→ **Exercise requirements**
In the entries below, count every line containing "name". Reply with the number alone.

[Items from a figure collection]
____

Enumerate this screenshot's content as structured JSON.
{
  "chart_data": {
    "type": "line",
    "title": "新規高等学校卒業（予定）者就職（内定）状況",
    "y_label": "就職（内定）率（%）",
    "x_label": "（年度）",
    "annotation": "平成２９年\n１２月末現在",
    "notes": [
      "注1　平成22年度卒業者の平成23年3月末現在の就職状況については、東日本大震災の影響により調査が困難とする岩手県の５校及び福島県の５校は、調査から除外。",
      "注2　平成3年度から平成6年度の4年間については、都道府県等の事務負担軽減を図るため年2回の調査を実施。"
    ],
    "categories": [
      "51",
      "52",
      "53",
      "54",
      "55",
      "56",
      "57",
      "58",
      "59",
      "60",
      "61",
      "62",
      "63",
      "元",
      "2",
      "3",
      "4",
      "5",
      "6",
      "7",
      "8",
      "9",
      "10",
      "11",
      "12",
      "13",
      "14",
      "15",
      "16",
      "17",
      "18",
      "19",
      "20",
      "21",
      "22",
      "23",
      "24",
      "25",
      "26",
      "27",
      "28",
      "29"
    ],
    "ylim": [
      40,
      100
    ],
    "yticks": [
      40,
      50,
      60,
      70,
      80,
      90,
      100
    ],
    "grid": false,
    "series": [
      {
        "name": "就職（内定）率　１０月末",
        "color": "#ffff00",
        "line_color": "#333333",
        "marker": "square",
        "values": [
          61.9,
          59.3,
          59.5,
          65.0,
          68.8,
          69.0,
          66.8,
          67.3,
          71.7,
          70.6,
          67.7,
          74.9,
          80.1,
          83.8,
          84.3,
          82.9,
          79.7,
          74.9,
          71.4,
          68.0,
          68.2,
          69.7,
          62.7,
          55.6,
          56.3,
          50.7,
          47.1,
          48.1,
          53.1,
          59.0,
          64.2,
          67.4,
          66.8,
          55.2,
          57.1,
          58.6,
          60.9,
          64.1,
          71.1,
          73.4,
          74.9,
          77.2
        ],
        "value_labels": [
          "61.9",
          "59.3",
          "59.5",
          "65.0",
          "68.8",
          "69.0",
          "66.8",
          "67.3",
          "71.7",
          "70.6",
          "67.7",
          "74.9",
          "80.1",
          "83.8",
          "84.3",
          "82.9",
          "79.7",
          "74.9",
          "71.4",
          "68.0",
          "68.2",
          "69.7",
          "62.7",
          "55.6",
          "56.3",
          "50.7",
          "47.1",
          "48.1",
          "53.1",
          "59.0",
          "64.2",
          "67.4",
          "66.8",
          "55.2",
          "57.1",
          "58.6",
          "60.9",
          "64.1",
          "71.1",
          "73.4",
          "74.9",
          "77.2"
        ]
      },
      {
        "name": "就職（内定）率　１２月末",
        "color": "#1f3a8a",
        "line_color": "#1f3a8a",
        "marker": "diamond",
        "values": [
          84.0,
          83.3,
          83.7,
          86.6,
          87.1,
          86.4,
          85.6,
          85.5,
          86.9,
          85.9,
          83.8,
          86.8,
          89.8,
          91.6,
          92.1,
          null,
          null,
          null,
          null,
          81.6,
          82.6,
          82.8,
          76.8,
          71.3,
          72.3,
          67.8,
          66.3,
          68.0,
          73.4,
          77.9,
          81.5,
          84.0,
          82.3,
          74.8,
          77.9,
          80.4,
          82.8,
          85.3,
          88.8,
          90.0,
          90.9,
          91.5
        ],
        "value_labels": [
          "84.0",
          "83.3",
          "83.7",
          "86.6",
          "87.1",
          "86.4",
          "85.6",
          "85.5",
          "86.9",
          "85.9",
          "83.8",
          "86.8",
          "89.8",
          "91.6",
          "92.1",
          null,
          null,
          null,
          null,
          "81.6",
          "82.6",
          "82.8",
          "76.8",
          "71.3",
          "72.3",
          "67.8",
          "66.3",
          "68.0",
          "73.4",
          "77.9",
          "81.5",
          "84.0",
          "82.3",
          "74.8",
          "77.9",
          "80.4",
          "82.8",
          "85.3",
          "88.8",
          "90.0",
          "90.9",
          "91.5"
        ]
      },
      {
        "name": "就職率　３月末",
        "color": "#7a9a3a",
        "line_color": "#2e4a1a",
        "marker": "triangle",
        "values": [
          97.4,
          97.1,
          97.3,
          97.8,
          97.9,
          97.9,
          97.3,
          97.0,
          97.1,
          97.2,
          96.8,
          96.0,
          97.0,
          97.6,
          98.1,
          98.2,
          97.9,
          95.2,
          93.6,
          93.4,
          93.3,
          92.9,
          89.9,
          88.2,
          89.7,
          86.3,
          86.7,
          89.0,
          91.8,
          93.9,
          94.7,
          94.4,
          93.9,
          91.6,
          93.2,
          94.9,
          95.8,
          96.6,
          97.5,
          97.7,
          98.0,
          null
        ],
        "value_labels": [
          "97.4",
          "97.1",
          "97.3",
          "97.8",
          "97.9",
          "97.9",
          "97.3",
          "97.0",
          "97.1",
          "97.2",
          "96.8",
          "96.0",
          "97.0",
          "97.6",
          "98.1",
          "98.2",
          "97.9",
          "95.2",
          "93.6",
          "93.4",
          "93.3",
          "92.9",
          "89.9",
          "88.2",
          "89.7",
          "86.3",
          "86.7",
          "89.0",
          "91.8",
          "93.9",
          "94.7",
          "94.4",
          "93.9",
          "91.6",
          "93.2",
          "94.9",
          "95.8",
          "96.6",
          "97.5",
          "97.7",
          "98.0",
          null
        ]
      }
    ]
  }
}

____

→ **Completed task**
3